▸ Written problem
Go through the records and show each line where the word "grid" occurs.

▸ Dataset rows
^^^^

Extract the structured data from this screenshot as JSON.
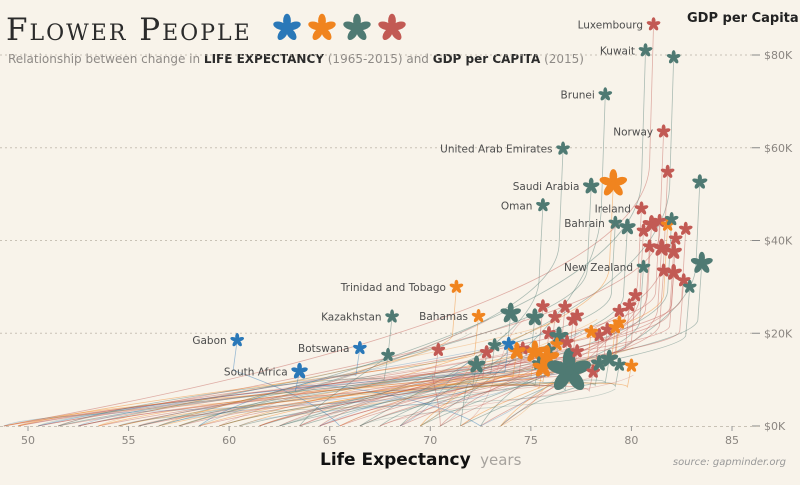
{
  "header": {
    "title": "Flower People",
    "subtitle_parts": [
      {
        "text": "Relationship between change in ",
        "strong": false
      },
      {
        "text": "LIFE EXPECTANCY",
        "strong": true
      },
      {
        "text": " (1965-2015) and ",
        "strong": false
      },
      {
        "text": "GDP per CAPITA",
        "strong": true
      },
      {
        "text": " (2015)",
        "strong": false
      }
    ],
    "title_flower_colors": [
      "#2a78b8",
      "#f0841f",
      "#4f7a73",
      "#c25a54"
    ]
  },
  "source": "source: gapminder.org",
  "colors": {
    "background": "#f8f3ea",
    "grid": "#c9c2b6",
    "tick_text": "#8a8580",
    "label_text": "#4d4d4d",
    "region_colors": [
      "#2a78b8",
      "#f0841f",
      "#4f7a73",
      "#c25a54"
    ]
  },
  "chart_data": {
    "type": "scatter",
    "xlabel": "Life Expectancy",
    "xlabel_unit": "years",
    "ylabel": "GDP per Capita",
    "xlim": [
      48.5,
      86.5
    ],
    "ylim": [
      0,
      86000
    ],
    "xticks": [
      50,
      55,
      60,
      65,
      70,
      75,
      80,
      85
    ],
    "xtick_labels": [
      "50",
      "55",
      "60",
      "65",
      "70",
      "75",
      "80",
      "85"
    ],
    "yticks": [
      0,
      20000,
      40000,
      60000,
      80000
    ],
    "ytick_labels": [
      "$0K",
      "$20K",
      "$40K",
      "$60K",
      "$80K"
    ],
    "grid": "horizontal dashed",
    "trail_start_x": [
      48.8,
      49.5,
      50.5,
      51.5,
      52.5,
      53.5,
      54.5,
      55.5,
      56.5,
      57.5,
      58.5,
      59.5,
      60.5,
      61.5,
      62.5,
      63.5,
      64.5,
      65.5,
      66.5,
      67.5,
      68.5,
      69.5,
      70.5,
      71.5,
      72.5,
      73.5
    ],
    "points": [
      {
        "x": 81.1,
        "y": 86600,
        "c": 3,
        "s": 1.0,
        "label": "Luxembourg",
        "anchor": "end"
      },
      {
        "x": 80.7,
        "y": 81000,
        "c": 2,
        "s": 1.0,
        "label": "Kuwait",
        "anchor": "end"
      },
      {
        "x": 82.1,
        "y": 79500,
        "c": 2,
        "s": 1.0,
        "label": "",
        "anchor": "end"
      },
      {
        "x": 78.7,
        "y": 71500,
        "c": 2,
        "s": 1.0,
        "label": "Brunei",
        "anchor": "end"
      },
      {
        "x": 81.6,
        "y": 63500,
        "c": 3,
        "s": 1.0,
        "label": "Norway",
        "anchor": "end"
      },
      {
        "x": 76.6,
        "y": 59800,
        "c": 2,
        "s": 1.0,
        "label": "United Arab Emirates",
        "anchor": "end"
      },
      {
        "x": 81.8,
        "y": 54800,
        "c": 3,
        "s": 1.0,
        "label": "",
        "anchor": "end"
      },
      {
        "x": 83.4,
        "y": 52600,
        "c": 2,
        "s": 1.1,
        "label": "",
        "anchor": "end"
      },
      {
        "x": 78.0,
        "y": 51700,
        "c": 2,
        "s": 1.2,
        "label": "Saudi Arabia",
        "anchor": "end"
      },
      {
        "x": 79.1,
        "y": 52300,
        "c": 1,
        "s": 2.0,
        "label": "",
        "anchor": "end"
      },
      {
        "x": 75.6,
        "y": 47600,
        "c": 2,
        "s": 1.0,
        "label": "Oman",
        "anchor": "end"
      },
      {
        "x": 80.5,
        "y": 46900,
        "c": 3,
        "s": 1.0,
        "label": "Ireland",
        "anchor": "end"
      },
      {
        "x": 79.2,
        "y": 43800,
        "c": 2,
        "s": 1.0,
        "label": "Bahrain",
        "anchor": "end"
      },
      {
        "x": 79.8,
        "y": 42900,
        "c": 2,
        "s": 1.2,
        "label": "",
        "anchor": "end"
      },
      {
        "x": 81.0,
        "y": 43500,
        "c": 3,
        "s": 1.3,
        "label": "",
        "anchor": "end"
      },
      {
        "x": 81.4,
        "y": 44200,
        "c": 3,
        "s": 1.0,
        "label": "",
        "anchor": "end"
      },
      {
        "x": 81.8,
        "y": 43400,
        "c": 1,
        "s": 1.0,
        "label": "",
        "anchor": "end"
      },
      {
        "x": 82.0,
        "y": 44600,
        "c": 2,
        "s": 1.0,
        "label": "",
        "anchor": "end"
      },
      {
        "x": 80.6,
        "y": 42100,
        "c": 3,
        "s": 1.0,
        "label": "",
        "anchor": "end"
      },
      {
        "x": 82.7,
        "y": 42500,
        "c": 3,
        "s": 1.0,
        "label": "",
        "anchor": "end"
      },
      {
        "x": 82.2,
        "y": 40400,
        "c": 3,
        "s": 1.0,
        "label": "",
        "anchor": "end"
      },
      {
        "x": 80.9,
        "y": 38700,
        "c": 3,
        "s": 1.0,
        "label": "",
        "anchor": "end"
      },
      {
        "x": 81.5,
        "y": 38400,
        "c": 3,
        "s": 1.3,
        "label": "",
        "anchor": "end"
      },
      {
        "x": 82.1,
        "y": 37600,
        "c": 3,
        "s": 1.2,
        "label": "",
        "anchor": "end"
      },
      {
        "x": 83.5,
        "y": 35100,
        "c": 2,
        "s": 1.6,
        "label": "",
        "anchor": "end"
      },
      {
        "x": 81.6,
        "y": 33500,
        "c": 3,
        "s": 1.0,
        "label": "",
        "anchor": "end"
      },
      {
        "x": 82.1,
        "y": 33100,
        "c": 3,
        "s": 1.2,
        "label": "",
        "anchor": "end"
      },
      {
        "x": 82.6,
        "y": 31400,
        "c": 3,
        "s": 1.0,
        "label": "",
        "anchor": "end"
      },
      {
        "x": 82.9,
        "y": 30000,
        "c": 2,
        "s": 1.0,
        "label": "",
        "anchor": "end"
      },
      {
        "x": 80.6,
        "y": 34300,
        "c": 2,
        "s": 1.0,
        "label": "New Zealand",
        "anchor": "end"
      },
      {
        "x": 80.2,
        "y": 28200,
        "c": 3,
        "s": 1.0,
        "label": "",
        "anchor": "end"
      },
      {
        "x": 79.9,
        "y": 26000,
        "c": 3,
        "s": 1.0,
        "label": "",
        "anchor": "end"
      },
      {
        "x": 79.4,
        "y": 24800,
        "c": 3,
        "s": 1.0,
        "label": "",
        "anchor": "end"
      },
      {
        "x": 79.4,
        "y": 22300,
        "c": 1,
        "s": 1.0,
        "label": "",
        "anchor": "end"
      },
      {
        "x": 78.8,
        "y": 20800,
        "c": 3,
        "s": 1.0,
        "label": "",
        "anchor": "end"
      },
      {
        "x": 79.2,
        "y": 21300,
        "c": 1,
        "s": 1.0,
        "label": "",
        "anchor": "end"
      },
      {
        "x": 78.4,
        "y": 19600,
        "c": 3,
        "s": 1.0,
        "label": "",
        "anchor": "end"
      },
      {
        "x": 78.0,
        "y": 20300,
        "c": 1,
        "s": 1.0,
        "label": "",
        "anchor": "end"
      },
      {
        "x": 77.1,
        "y": 22900,
        "c": 3,
        "s": 1.0,
        "label": "",
        "anchor": "end"
      },
      {
        "x": 76.7,
        "y": 25700,
        "c": 3,
        "s": 1.0,
        "label": "",
        "anchor": "end"
      },
      {
        "x": 76.2,
        "y": 23500,
        "c": 3,
        "s": 1.0,
        "label": "",
        "anchor": "end"
      },
      {
        "x": 77.3,
        "y": 23800,
        "c": 3,
        "s": 1.0,
        "label": "",
        "anchor": "end"
      },
      {
        "x": 75.2,
        "y": 23400,
        "c": 2,
        "s": 1.3,
        "label": "",
        "anchor": "end"
      },
      {
        "x": 75.6,
        "y": 25800,
        "c": 3,
        "s": 1.0,
        "label": "",
        "anchor": "end"
      },
      {
        "x": 75.9,
        "y": 20000,
        "c": 3,
        "s": 1.0,
        "label": "",
        "anchor": "end"
      },
      {
        "x": 76.4,
        "y": 19300,
        "c": 2,
        "s": 1.4,
        "label": "",
        "anchor": "end"
      },
      {
        "x": 76.3,
        "y": 17600,
        "c": 1,
        "s": 1.0,
        "label": "",
        "anchor": "end"
      },
      {
        "x": 76.8,
        "y": 18100,
        "c": 3,
        "s": 1.0,
        "label": "",
        "anchor": "end"
      },
      {
        "x": 75.9,
        "y": 16400,
        "c": 2,
        "s": 1.0,
        "label": "",
        "anchor": "end"
      },
      {
        "x": 75.2,
        "y": 16000,
        "c": 1,
        "s": 1.6,
        "label": "",
        "anchor": "end"
      },
      {
        "x": 75.8,
        "y": 14700,
        "c": 1,
        "s": 1.8,
        "label": "",
        "anchor": "end"
      },
      {
        "x": 75.4,
        "y": 13500,
        "c": 2,
        "s": 1.0,
        "label": "",
        "anchor": "end"
      },
      {
        "x": 75.6,
        "y": 12600,
        "c": 1,
        "s": 1.5,
        "label": "",
        "anchor": "end"
      },
      {
        "x": 76.9,
        "y": 11900,
        "c": 2,
        "s": 3.2,
        "label": "",
        "anchor": "end"
      },
      {
        "x": 74.6,
        "y": 16700,
        "c": 3,
        "s": 1.0,
        "label": "",
        "anchor": "end"
      },
      {
        "x": 74.3,
        "y": 16100,
        "c": 1,
        "s": 1.3,
        "label": "",
        "anchor": "end"
      },
      {
        "x": 73.9,
        "y": 17700,
        "c": 0,
        "s": 1.0,
        "label": "",
        "anchor": "end"
      },
      {
        "x": 73.2,
        "y": 17400,
        "c": 2,
        "s": 1.0,
        "label": "",
        "anchor": "end"
      },
      {
        "x": 72.8,
        "y": 15900,
        "c": 3,
        "s": 1.0,
        "label": "",
        "anchor": "end"
      },
      {
        "x": 72.3,
        "y": 13200,
        "c": 2,
        "s": 1.3,
        "label": "",
        "anchor": "end"
      },
      {
        "x": 78.1,
        "y": 11700,
        "c": 3,
        "s": 1.0,
        "label": "",
        "anchor": "end"
      },
      {
        "x": 78.4,
        "y": 13500,
        "c": 2,
        "s": 1.2,
        "label": "",
        "anchor": "end"
      },
      {
        "x": 78.9,
        "y": 14500,
        "c": 2,
        "s": 1.3,
        "label": "",
        "anchor": "end"
      },
      {
        "x": 79.4,
        "y": 13200,
        "c": 2,
        "s": 1.0,
        "label": "",
        "anchor": "end"
      },
      {
        "x": 80.0,
        "y": 13000,
        "c": 1,
        "s": 1.0,
        "label": "",
        "anchor": "end"
      },
      {
        "x": 77.3,
        "y": 16100,
        "c": 3,
        "s": 1.0,
        "label": "",
        "anchor": "end"
      },
      {
        "x": 74.0,
        "y": 24300,
        "c": 2,
        "s": 1.5,
        "label": "",
        "anchor": "end"
      },
      {
        "x": 72.4,
        "y": 23700,
        "c": 1,
        "s": 1.0,
        "label": "Bahamas",
        "anchor": "end"
      },
      {
        "x": 71.3,
        "y": 30000,
        "c": 1,
        "s": 1.0,
        "label": "Trinidad and Tobago",
        "anchor": "end"
      },
      {
        "x": 68.1,
        "y": 23600,
        "c": 2,
        "s": 1.0,
        "label": "Kazakhstan",
        "anchor": "end"
      },
      {
        "x": 70.4,
        "y": 16400,
        "c": 3,
        "s": 1.0,
        "label": "",
        "anchor": "end"
      },
      {
        "x": 67.9,
        "y": 15300,
        "c": 2,
        "s": 1.0,
        "label": "",
        "anchor": "end"
      },
      {
        "x": 66.5,
        "y": 16800,
        "c": 0,
        "s": 1.0,
        "label": "Botswana",
        "anchor": "end"
      },
      {
        "x": 60.4,
        "y": 18500,
        "c": 0,
        "s": 1.0,
        "label": "Gabon",
        "anchor": "end"
      },
      {
        "x": 63.5,
        "y": 11800,
        "c": 0,
        "s": 1.2,
        "label": "South Africa",
        "anchor": "end"
      }
    ]
  }
}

^^^^

▸ Solution for this exercise
    "grid": "#c9c2b6",
    "grid": "horizontal dashed",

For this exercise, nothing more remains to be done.